═══ DATA EXCERPTS
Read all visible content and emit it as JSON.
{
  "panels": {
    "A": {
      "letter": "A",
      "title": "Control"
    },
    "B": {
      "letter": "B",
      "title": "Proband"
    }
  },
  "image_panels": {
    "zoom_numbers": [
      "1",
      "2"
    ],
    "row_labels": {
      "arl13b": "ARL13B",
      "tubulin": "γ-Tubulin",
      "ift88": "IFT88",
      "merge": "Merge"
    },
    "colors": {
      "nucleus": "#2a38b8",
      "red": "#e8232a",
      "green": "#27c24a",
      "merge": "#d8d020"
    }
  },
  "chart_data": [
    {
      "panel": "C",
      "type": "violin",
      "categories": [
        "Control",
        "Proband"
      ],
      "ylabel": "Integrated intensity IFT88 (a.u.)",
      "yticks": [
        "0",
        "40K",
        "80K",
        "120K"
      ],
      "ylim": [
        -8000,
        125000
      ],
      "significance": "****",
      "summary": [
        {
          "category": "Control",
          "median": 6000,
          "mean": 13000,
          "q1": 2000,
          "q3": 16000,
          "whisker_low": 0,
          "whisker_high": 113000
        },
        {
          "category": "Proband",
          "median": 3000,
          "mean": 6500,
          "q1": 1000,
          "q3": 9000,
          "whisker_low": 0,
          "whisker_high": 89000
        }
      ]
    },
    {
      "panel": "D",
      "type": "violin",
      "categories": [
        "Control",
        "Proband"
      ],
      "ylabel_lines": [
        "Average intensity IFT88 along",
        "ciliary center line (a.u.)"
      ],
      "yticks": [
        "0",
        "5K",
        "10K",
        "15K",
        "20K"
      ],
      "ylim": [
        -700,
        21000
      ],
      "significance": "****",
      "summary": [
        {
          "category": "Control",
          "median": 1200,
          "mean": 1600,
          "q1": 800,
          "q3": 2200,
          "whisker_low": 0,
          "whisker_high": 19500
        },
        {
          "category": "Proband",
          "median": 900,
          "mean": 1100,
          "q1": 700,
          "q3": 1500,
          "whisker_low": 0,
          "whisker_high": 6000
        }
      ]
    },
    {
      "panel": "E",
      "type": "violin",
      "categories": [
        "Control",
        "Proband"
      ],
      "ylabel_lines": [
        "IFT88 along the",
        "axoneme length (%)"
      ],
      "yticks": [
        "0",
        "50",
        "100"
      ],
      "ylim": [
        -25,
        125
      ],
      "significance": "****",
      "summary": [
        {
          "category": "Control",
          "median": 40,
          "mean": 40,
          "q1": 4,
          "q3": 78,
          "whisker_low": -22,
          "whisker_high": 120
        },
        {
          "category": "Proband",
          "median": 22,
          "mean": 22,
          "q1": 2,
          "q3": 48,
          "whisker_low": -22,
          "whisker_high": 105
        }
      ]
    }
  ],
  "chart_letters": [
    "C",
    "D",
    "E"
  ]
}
══════
- _INSTRUCTION_
What is the number of lines in the listing that contain the string "intensity"? Reply with that number alone.

- _THE ANSWER_
2